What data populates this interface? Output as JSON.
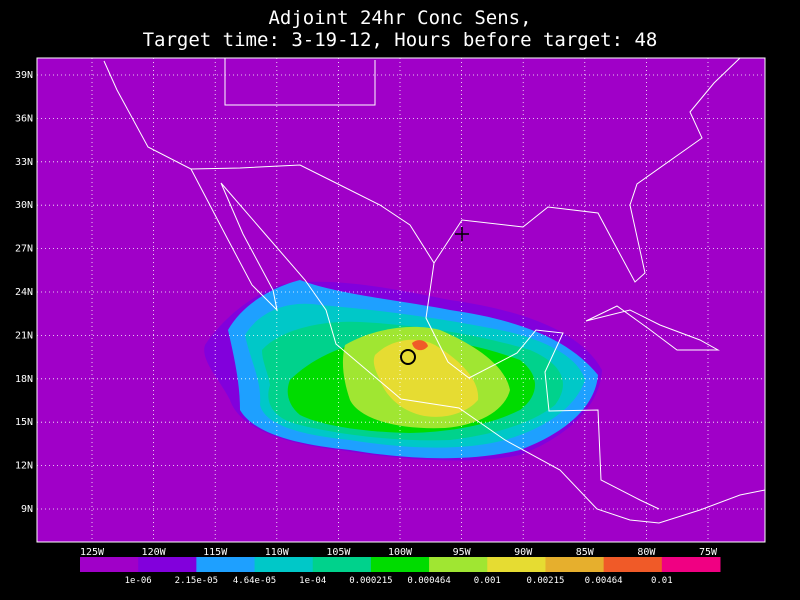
{
  "title": [
    "Adjoint 24hr Conc Sens,",
    "Target time: 3-19-12, Hours before target: 48"
  ],
  "map": {
    "lat_labels": [
      "39N",
      "36N",
      "33N",
      "30N",
      "27N",
      "24N",
      "21N",
      "18N",
      "15N",
      "12N",
      "9N"
    ],
    "lon_labels": [
      "125W",
      "120W",
      "115W",
      "110W",
      "105W",
      "100W",
      "95W",
      "90W",
      "85W",
      "80W",
      "75W"
    ]
  },
  "colorbar": {
    "labels": [
      "1e-06",
      "2.15e-05",
      "4.64e-05",
      "1e-04",
      "0.000215",
      "0.000464",
      "0.001",
      "0.00215",
      "0.00464",
      "0.01"
    ],
    "colors": [
      "#a000c8",
      "#8200dc",
      "#1ea0ff",
      "#00c8c8",
      "#00d28c",
      "#00dc00",
      "#a0e632",
      "#e6dc32",
      "#e6af2d",
      "#f05a28",
      "#f00082"
    ]
  }
}
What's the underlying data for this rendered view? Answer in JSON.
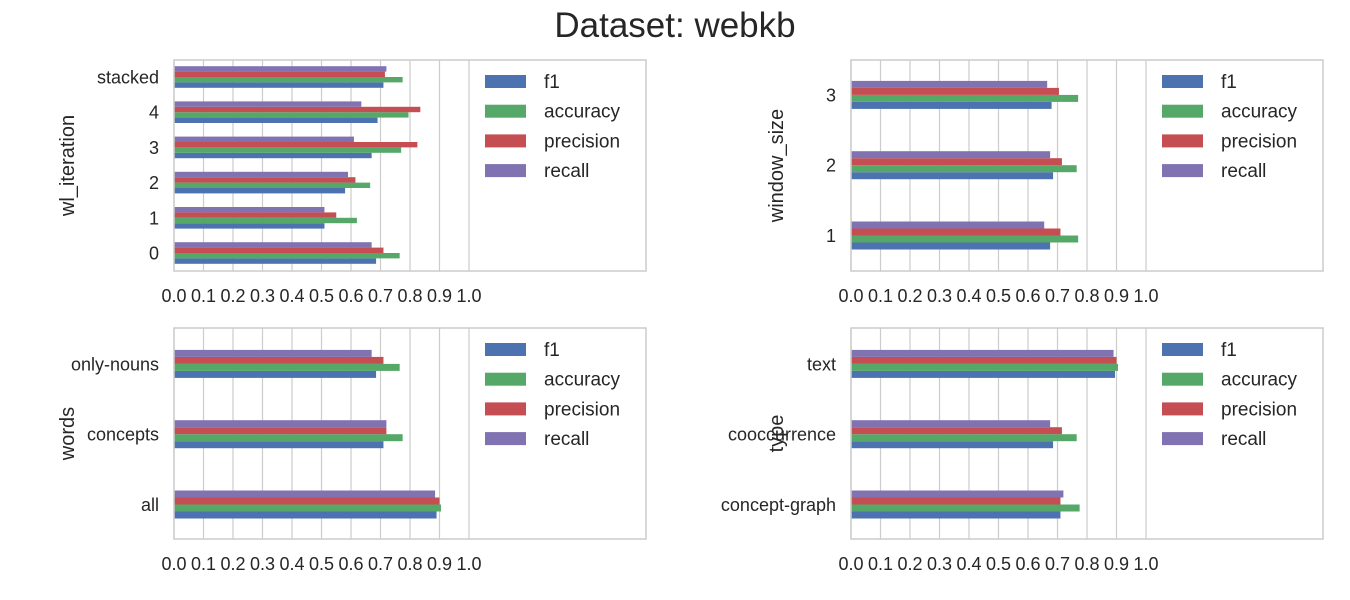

» **PROBLEM REQUIREMENTS**
Only lines with the string "What" belong in your answer; copy each one.

» **ANSWER TO THE PROBLEM**
What data populates this interface? Output as JSON.
What's the underlying data for this rendered view? Answer in JSON.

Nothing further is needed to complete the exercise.